▶ _Passage shown_
***
Spoilers might need to get some air.
I’ll first say this. There is no need to create any terror out in the open ocean or its very deep. Being in the open ocean or worse, diving into the water can be scary enough for some of us. Now this film has been released after a long time, and for some reason it’s been set free in the dark waters of January, where anything rarely spawns. Yes, it’s a horror film in January. However, it’s not a complete sinker.
Underwater is directed by William Eubank with a screenplay by Brian Duffield and Adam Cozad, based on a story by Duffield. It is set in the very depths of the sea, where a drill is in operation. Our story starts when Norah (Kristen Stewart) notices the underwater station seems to be shaking moments before all hell breaks loose. Up front, this is a good thing. We jump right into the action. The movie does not feel the need for exposition except for newspaper clips detailing the operation and not-so-subtle hints at corporate greed.
Norah will eventually join with the rest of surviving crew, including Captain Lucien (Vincent Cassel). All the performances are adequate with Stewart and Cassel ahead for just an inch. Stewart plays her part rather well, she’s competent but human and relies on the rest of the team as if they had been working together for a while. She might outshine the rest because she’s the most time on camera.
***
Page element annotations

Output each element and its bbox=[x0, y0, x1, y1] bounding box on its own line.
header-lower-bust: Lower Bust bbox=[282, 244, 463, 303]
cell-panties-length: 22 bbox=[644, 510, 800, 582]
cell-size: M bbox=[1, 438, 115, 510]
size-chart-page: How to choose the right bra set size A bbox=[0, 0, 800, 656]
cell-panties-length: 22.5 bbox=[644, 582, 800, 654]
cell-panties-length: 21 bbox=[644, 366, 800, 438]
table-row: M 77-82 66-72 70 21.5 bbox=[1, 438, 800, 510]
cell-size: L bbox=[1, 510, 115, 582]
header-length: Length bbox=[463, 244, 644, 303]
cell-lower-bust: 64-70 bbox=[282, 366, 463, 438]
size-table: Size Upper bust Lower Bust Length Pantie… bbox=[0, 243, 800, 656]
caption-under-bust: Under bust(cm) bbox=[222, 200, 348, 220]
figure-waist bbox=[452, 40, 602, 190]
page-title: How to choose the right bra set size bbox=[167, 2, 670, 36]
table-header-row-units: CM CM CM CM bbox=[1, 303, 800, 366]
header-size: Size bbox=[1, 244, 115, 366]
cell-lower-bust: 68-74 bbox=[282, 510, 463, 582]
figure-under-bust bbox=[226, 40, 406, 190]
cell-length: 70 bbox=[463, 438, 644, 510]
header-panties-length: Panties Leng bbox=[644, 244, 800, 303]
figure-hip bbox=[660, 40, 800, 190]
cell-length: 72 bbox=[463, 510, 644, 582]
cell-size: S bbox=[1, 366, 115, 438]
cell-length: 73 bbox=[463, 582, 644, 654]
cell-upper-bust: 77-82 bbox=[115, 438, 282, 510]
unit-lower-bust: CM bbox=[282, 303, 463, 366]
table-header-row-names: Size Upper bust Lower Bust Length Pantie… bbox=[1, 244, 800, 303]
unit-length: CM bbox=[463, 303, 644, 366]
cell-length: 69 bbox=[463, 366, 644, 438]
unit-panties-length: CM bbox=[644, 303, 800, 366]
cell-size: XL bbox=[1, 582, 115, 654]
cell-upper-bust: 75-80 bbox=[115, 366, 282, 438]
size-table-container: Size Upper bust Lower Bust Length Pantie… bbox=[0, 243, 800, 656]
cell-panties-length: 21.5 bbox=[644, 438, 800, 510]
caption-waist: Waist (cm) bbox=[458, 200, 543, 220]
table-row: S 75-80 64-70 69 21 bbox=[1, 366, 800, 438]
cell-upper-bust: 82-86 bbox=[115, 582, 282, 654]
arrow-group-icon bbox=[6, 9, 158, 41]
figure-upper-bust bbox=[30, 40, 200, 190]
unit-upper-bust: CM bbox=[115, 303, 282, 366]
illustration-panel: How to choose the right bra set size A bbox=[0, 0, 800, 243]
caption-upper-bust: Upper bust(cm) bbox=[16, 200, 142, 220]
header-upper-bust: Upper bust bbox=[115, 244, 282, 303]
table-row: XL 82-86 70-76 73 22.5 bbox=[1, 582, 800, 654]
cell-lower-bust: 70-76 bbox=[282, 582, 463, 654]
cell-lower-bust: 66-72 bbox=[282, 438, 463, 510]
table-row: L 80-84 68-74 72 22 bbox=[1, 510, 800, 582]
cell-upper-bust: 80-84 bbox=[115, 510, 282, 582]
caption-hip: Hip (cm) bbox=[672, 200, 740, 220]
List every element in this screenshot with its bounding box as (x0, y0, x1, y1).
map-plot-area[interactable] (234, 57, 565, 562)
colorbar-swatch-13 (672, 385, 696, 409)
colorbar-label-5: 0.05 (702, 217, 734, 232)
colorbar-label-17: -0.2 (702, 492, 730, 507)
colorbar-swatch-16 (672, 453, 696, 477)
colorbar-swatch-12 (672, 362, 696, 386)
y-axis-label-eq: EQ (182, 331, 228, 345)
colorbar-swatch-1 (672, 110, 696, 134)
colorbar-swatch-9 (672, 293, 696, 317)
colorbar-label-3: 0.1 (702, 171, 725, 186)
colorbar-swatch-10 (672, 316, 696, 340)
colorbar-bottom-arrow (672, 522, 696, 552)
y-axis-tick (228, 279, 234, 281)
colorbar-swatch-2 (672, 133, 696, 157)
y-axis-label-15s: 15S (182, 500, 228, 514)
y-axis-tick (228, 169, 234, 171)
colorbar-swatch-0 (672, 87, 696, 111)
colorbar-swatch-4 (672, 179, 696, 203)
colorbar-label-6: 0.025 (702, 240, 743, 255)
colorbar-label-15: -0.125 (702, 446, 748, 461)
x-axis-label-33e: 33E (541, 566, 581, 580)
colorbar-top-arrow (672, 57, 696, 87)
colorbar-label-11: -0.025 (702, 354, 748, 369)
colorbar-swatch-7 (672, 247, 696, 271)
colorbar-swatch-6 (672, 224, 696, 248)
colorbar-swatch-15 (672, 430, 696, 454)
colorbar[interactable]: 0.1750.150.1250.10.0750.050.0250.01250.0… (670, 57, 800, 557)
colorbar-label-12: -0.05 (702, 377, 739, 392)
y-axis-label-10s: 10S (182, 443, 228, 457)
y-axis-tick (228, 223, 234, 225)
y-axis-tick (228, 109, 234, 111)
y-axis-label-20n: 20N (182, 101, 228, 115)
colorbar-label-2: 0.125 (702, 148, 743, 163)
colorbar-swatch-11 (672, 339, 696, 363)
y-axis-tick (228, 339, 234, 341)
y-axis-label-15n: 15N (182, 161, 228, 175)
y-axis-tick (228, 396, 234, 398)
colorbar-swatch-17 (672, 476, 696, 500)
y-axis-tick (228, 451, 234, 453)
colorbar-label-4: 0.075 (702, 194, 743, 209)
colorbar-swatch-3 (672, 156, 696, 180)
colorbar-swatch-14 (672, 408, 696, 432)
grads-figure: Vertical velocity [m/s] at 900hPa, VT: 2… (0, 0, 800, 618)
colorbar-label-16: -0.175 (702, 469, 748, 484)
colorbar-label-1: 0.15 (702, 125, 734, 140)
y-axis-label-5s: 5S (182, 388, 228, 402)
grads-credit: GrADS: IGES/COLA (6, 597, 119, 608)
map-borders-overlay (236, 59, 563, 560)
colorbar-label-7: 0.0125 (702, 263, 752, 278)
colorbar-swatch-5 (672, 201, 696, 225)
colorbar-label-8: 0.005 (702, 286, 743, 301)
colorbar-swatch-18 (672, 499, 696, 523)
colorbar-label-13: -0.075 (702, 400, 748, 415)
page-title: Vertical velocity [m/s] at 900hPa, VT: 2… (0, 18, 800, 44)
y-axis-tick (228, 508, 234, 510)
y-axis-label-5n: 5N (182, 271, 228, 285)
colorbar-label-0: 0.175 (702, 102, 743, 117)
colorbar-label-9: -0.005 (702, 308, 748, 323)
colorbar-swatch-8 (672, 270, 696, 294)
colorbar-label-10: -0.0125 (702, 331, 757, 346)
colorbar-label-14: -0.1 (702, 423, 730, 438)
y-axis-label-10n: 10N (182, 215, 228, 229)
***
▶ _Your tasks_
a - Copy the Underwater review from "Norah will eventually" up to and including "time on camera.", renaming "crew" as "staff".
b - According to the Underwater review, who directed the film?
c - Please pick up the Underwater review after its last sentence and keep writing it.
You can leave the entries aside, since none of this depends on them.

▶ _Response list_
a -
Norah will eventually join with the rest of surviving staff, including Captain Lucien (Vincent Cassel). All the performances are adequate with Stewart and Cassel ahead for just an inch. Stewart plays her part rather well, she’s competent but human and relies on the rest of the team as if they had been working together for a while. She might outshine the rest because she’s the most time on camera.

b - William Eubank

c -
The production is rather decent. The technology seems functional without being over the top. Of course we do get our dramatic alerts and beeps and oxygen depletion warnings to up the tension. The material is highly familiar territory, but it does sidestep some usual trappings. It does reveal itself as a monster film eventually, which I was hoping it wasn’t. I did think that the horror of dying of underwater pressure was enough, but we do get some monster reveal at some point and that is where the Alien comparisons start and end. The monsters are at their scariest when not seen, obviously.
It’s not perfect. You could even say it may be far from it, but it’s not all a loss. There are some things it does rather well and I’d say it brings the film above water. The tension is amped for most of the movie and at no point does the film punishes fear or greed with a kill. The team remains a team throughout the process. That being said, some beats are predictable and the action is not always clean to follow. We do get a moment in which we reveal a larger threat which I believe was unnecessary and over the top.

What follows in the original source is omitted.